Return the number of lines that contain the word "기반구조", and return nothing else.
### Exercise input
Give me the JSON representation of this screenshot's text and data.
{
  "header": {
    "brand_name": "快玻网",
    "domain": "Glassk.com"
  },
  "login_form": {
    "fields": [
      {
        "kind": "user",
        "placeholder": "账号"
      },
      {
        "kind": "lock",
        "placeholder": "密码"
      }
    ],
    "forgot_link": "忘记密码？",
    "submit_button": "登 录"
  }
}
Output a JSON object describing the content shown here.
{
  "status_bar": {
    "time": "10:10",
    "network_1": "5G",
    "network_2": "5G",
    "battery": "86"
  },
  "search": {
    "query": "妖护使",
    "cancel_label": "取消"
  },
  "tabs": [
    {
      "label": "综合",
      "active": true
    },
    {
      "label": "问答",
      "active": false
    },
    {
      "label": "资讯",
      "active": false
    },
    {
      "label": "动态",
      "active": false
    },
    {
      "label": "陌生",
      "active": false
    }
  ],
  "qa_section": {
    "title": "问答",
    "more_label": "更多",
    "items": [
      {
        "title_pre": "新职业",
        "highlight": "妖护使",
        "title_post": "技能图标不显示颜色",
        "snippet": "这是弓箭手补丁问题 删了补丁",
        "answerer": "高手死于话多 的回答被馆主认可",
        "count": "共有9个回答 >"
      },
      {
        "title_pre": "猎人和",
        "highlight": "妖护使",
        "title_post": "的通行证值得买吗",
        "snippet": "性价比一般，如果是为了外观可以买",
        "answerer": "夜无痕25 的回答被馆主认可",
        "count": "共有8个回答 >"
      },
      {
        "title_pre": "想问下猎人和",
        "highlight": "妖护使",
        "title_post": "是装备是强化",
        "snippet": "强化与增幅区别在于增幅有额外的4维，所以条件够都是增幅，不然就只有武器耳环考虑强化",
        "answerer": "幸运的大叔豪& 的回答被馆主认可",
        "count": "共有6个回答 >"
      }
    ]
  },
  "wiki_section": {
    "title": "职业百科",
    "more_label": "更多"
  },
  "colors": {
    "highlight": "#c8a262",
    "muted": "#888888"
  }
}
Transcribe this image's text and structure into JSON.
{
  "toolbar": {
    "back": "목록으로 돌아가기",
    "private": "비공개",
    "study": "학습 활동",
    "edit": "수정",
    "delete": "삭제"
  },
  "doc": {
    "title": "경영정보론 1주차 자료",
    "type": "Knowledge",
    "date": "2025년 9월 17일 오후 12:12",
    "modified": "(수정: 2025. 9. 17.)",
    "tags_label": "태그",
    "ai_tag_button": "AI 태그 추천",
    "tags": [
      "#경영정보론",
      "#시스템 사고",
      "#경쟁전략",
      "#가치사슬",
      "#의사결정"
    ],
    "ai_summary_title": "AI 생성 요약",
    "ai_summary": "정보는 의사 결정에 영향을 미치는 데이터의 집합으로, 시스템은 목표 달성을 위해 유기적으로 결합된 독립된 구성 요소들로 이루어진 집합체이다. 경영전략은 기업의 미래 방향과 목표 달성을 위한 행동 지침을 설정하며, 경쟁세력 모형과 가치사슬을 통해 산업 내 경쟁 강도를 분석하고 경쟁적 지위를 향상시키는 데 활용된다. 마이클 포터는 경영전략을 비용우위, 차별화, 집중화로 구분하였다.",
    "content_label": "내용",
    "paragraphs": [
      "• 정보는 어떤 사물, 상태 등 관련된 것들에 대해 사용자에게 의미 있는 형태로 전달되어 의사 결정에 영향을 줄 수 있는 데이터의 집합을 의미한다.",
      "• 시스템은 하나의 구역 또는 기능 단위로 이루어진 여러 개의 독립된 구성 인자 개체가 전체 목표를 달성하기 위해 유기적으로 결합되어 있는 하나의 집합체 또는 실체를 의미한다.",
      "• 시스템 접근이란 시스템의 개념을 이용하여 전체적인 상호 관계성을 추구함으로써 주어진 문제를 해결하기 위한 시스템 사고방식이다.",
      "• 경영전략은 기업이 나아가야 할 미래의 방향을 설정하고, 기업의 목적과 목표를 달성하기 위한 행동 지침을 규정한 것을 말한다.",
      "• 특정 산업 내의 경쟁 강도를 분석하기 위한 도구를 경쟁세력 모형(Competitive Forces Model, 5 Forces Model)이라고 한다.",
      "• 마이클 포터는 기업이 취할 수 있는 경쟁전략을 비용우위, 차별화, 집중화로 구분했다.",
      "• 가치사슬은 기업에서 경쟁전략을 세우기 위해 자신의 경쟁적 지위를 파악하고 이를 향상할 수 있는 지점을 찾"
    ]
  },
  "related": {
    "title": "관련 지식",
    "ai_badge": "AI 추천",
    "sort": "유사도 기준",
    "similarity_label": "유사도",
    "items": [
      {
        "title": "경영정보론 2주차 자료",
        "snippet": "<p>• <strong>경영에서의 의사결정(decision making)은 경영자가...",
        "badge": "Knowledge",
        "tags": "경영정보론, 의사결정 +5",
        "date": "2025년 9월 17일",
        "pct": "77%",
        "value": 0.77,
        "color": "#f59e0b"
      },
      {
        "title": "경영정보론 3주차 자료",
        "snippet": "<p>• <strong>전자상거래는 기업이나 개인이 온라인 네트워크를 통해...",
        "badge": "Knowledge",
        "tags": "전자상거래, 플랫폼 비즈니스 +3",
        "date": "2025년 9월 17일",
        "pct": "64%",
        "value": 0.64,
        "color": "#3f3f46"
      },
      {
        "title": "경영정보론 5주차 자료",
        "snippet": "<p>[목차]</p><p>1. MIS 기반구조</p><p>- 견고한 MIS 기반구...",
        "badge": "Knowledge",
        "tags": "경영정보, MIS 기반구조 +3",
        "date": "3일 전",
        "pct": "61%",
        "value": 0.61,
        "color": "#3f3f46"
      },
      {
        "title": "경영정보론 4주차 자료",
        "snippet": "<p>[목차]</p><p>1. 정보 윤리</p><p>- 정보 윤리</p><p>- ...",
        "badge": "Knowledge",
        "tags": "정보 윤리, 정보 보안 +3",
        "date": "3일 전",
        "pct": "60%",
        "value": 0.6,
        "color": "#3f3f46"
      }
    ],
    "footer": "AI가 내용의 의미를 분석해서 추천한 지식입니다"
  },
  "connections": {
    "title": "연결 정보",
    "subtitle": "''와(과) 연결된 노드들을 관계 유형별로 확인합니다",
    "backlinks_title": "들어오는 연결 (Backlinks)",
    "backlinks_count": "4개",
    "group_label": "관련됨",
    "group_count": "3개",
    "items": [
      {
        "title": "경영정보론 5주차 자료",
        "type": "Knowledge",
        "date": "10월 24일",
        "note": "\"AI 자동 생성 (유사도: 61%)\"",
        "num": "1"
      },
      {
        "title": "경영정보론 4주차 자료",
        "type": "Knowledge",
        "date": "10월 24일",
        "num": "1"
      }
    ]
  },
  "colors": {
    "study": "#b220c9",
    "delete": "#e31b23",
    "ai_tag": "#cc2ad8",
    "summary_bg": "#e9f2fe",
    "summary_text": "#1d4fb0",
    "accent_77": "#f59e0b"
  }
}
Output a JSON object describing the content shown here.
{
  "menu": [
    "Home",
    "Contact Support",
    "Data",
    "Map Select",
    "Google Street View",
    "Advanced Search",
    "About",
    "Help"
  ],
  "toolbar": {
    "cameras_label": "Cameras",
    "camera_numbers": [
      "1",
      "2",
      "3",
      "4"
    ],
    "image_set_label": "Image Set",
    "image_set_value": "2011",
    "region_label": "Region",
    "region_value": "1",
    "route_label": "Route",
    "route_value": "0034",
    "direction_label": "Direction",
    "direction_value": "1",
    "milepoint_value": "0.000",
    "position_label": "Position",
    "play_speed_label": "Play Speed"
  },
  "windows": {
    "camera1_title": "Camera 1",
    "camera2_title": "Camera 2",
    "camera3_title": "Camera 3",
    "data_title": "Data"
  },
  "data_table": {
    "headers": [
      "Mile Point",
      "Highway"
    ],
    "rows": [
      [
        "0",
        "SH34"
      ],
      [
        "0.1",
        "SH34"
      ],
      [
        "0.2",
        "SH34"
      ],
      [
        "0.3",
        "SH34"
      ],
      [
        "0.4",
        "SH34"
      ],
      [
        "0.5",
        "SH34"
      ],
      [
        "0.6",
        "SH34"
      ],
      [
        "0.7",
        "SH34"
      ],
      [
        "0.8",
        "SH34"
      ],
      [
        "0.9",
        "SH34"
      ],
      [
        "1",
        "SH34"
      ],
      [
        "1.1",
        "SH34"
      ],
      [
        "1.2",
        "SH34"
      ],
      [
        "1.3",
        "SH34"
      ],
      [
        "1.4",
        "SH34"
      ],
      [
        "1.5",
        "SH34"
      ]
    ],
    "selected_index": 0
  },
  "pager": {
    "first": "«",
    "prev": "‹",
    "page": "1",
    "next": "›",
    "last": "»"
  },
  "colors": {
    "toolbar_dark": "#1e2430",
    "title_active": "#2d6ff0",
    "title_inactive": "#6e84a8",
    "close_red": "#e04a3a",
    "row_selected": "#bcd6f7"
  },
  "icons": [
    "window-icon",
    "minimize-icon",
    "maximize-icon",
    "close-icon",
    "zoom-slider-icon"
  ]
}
######
* [Correct result]:
2